■ Stated goal ■
All records are to be retyped faithfully and completely.

■ Source records ■
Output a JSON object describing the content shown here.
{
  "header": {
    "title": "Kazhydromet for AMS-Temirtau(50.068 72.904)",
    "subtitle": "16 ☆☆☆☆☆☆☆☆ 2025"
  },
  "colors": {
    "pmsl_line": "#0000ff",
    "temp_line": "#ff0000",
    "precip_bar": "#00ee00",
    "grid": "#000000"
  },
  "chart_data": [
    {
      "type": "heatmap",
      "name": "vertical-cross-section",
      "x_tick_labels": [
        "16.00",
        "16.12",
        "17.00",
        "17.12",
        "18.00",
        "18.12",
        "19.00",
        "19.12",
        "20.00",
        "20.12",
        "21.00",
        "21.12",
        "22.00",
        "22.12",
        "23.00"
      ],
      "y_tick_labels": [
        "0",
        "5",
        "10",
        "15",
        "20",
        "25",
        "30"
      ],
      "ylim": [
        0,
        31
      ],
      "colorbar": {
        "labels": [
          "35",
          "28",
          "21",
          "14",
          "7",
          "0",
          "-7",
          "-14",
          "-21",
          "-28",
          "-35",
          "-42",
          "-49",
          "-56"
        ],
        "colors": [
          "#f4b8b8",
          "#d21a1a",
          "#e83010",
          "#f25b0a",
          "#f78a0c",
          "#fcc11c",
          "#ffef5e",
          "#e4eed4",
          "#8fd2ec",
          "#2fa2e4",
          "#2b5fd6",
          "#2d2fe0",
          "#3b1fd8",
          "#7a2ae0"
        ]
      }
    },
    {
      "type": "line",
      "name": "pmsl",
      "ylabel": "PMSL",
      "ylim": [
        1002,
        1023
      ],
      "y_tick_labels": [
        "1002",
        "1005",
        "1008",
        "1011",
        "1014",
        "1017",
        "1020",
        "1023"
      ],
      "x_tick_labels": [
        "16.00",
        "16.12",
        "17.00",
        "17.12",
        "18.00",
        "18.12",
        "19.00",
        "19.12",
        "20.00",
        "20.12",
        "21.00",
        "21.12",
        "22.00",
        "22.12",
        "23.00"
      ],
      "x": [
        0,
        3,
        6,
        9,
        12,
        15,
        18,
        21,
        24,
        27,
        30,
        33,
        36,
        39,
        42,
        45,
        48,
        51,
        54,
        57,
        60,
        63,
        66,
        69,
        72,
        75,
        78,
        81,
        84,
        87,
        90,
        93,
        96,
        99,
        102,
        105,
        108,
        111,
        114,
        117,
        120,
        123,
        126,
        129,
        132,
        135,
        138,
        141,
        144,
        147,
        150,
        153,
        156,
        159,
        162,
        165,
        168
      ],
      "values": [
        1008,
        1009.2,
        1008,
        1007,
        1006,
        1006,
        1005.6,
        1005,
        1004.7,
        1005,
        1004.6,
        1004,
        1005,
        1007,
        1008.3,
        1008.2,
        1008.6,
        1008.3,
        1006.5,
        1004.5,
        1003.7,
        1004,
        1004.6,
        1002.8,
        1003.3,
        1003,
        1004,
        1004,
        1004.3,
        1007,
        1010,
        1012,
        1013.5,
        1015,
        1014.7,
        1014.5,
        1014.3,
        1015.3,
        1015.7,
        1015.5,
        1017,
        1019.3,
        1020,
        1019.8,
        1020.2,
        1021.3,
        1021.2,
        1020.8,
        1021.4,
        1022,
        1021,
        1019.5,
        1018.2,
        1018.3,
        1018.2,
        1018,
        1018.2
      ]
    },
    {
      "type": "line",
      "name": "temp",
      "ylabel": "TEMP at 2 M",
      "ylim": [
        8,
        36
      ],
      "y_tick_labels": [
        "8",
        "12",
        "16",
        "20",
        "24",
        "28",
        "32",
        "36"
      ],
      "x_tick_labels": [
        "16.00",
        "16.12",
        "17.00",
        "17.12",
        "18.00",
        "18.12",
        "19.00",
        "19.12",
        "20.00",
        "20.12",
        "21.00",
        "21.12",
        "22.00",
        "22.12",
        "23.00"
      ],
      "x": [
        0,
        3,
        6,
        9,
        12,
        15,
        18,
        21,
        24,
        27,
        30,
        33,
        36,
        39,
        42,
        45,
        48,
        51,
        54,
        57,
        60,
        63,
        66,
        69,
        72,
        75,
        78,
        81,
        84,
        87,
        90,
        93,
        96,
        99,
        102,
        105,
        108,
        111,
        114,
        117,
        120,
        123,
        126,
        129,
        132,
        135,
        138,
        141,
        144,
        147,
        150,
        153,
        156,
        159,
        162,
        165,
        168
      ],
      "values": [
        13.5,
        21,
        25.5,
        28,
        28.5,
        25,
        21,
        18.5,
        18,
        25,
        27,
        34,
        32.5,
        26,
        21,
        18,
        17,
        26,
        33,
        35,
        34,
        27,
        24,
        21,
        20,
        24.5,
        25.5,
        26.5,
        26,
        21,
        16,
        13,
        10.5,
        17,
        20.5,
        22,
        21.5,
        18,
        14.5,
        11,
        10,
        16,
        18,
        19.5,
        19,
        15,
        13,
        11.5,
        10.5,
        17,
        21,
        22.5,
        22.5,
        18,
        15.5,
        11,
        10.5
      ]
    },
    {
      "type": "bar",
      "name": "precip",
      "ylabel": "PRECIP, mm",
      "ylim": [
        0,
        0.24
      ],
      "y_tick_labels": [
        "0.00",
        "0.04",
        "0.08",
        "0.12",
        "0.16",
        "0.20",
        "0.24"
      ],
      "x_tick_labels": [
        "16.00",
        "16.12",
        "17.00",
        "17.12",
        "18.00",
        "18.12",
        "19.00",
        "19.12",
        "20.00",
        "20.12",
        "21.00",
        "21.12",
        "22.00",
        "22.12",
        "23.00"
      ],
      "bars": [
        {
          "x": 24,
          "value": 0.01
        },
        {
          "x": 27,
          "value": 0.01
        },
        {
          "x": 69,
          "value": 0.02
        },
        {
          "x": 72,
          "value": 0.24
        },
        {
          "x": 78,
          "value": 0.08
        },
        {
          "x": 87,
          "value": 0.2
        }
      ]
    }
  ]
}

■ Exercise solution ■
Output a JSON object describing the content shown here.
{
  "header": {
    "title": "Kazhydromet for AMS-Temirtau(50.068 72.904)",
    "subtitle": "16 ☆☆☆☆☆☆☆☆ 2025"
  },
  "colors": {
    "pmsl_line": "#0000ff",
    "temp_line": "#ff0000",
    "precip_bar": "#00ee00",
    "grid": "#000000"
  },
  "chart_data": [
    {
      "type": "heatmap",
      "name": "vertical-cross-section",
      "x_tick_labels": [
        "16.00",
        "16.12",
        "17.00",
        "17.12",
        "18.00",
        "18.12",
        "19.00",
        "19.12",
        "20.00",
        "20.12",
        "21.00",
        "21.12",
        "22.00",
        "22.12",
        "23.00"
      ],
      "y_tick_labels": [
        "0",
        "5",
        "10",
        "15",
        "20",
        "25",
        "30"
      ],
      "ylim": [
        0,
        31
      ],
      "colorbar": {
        "labels": [
          "35",
          "28",
          "21",
          "14",
          "7",
          "0",
          "-7",
          "-14",
          "-21",
          "-28",
          "-35",
          "-42",
          "-49",
          "-56"
        ],
        "colors": [
          "#f4b8b8",
          "#d21a1a",
          "#e83010",
          "#f25b0a",
          "#f78a0c",
          "#fcc11c",
          "#ffef5e",
          "#e4eed4",
          "#8fd2ec",
          "#2fa2e4",
          "#2b5fd6",
          "#2d2fe0",
          "#3b1fd8",
          "#7a2ae0"
        ]
      }
    },
    {
      "type": "line",
      "name": "pmsl",
      "ylabel": "PMSL",
      "ylim": [
        1002,
        1023
      ],
      "y_tick_labels": [
        "1002",
        "1005",
        "1008",
        "1011",
        "1014",
        "1017",
        "1020",
        "1023"
      ],
      "x_tick_labels": [
        "16.00",
        "16.12",
        "17.00",
        "17.12",
        "18.00",
        "18.12",
        "19.00",
        "19.12",
        "20.00",
        "20.12",
        "21.00",
        "21.12",
        "22.00",
        "22.12",
        "23.00"
      ],
      "x": [
        0,
        3,
        6,
        9,
        12,
        15,
        18,
        21,
        24,
        27,
        30,
        33,
        36,
        39,
        42,
        45,
        48,
        51,
        54,
        57,
        60,
        63,
        66,
        69,
        72,
        75,
        78,
        81,
        84,
        87,
        90,
        93,
        96,
        99,
        102,
        105,
        108,
        111,
        114,
        117,
        120,
        123,
        126,
        129,
        132,
        135,
        138,
        141,
        144,
        147,
        150,
        153,
        156,
        159,
        162,
        165,
        168
      ],
      "values": [
        1008,
        1009.2,
        1008,
        1007,
        1006,
        1006,
        1005.6,
        1005,
        1004.7,
        1005,
        1004.6,
        1004,
        1005,
        1007,
        1008.3,
        1008.2,
        1008.6,
        1008.3,
        1006.5,
        1004.5,
        1003.7,
        1004,
        1004.6,
        1002.8,
        1003.3,
        1003,
        1004,
        1004,
        1004.3,
        1007,
        1010,
        1012,
        1013.5,
        1015,
        1014.7,
        1014.5,
        1014.3,
        1015.3,
        1015.7,
        1015.5,
        1017,
        1019.3,
        1020,
        1019.8,
        1020.2,
        1021.3,
        1021.2,
        1020.8,
        1021.4,
        1022,
        1021,
        1019.5,
        1018.2,
        1018.3,
        1018.2,
        1018,
        1018.2
      ]
    },
    {
      "type": "line",
      "name": "temp",
      "ylabel": "TEMP at 2 M",
      "ylim": [
        8,
        36
      ],
      "y_tick_labels": [
        "8",
        "12",
        "16",
        "20",
        "24",
        "28",
        "32",
        "36"
      ],
      "x_tick_labels": [
        "16.00",
        "16.12",
        "17.00",
        "17.12",
        "18.00",
        "18.12",
        "19.00",
        "19.12",
        "20.00",
        "20.12",
        "21.00",
        "21.12",
        "22.00",
        "22.12",
        "23.00"
      ],
      "x": [
        0,
        3,
        6,
        9,
        12,
        15,
        18,
        21,
        24,
        27,
        30,
        33,
        36,
        39,
        42,
        45,
        48,
        51,
        54,
        57,
        60,
        63,
        66,
        69,
        72,
        75,
        78,
        81,
        84,
        87,
        90,
        93,
        96,
        99,
        102,
        105,
        108,
        111,
        114,
        117,
        120,
        123,
        126,
        129,
        132,
        135,
        138,
        141,
        144,
        147,
        150,
        153,
        156,
        159,
        162,
        165,
        168
      ],
      "values": [
        13.5,
        21,
        25.5,
        28,
        28.5,
        25,
        21,
        18.5,
        18,
        25,
        27,
        34,
        32.5,
        26,
        21,
        18,
        17,
        26,
        33,
        35,
        34,
        27,
        24,
        21,
        20,
        24.5,
        25.5,
        26.5,
        26,
        21,
        16,
        13,
        10.5,
        17,
        20.5,
        22,
        21.5,
        18,
        14.5,
        11,
        10,
        16,
        18,
        19.5,
        19,
        15,
        13,
        11.5,
        10.5,
        17,
        21,
        22.5,
        22.5,
        18,
        15.5,
        11,
        10.5
      ]
    },
    {
      "type": "bar",
      "name": "precip",
      "ylabel": "PRECIP, mm",
      "ylim": [
        0,
        0.24
      ],
      "y_tick_labels": [
        "0.00",
        "0.04",
        "0.08",
        "0.12",
        "0.16",
        "0.20",
        "0.24"
      ],
      "x_tick_labels": [
        "16.00",
        "16.12",
        "17.00",
        "17.12",
        "18.00",
        "18.12",
        "19.00",
        "19.12",
        "20.00",
        "20.12",
        "21.00",
        "21.12",
        "22.00",
        "22.12",
        "23.00"
      ],
      "bars": [
        {
          "x": 24,
          "value": 0.01
        },
        {
          "x": 27,
          "value": 0.01
        },
        {
          "x": 69,
          "value": 0.02
        },
        {
          "x": 72,
          "value": 0.24
        },
        {
          "x": 78,
          "value": 0.08
        },
        {
          "x": 87,
          "value": 0.2
        }
      ]
    }
  ]
}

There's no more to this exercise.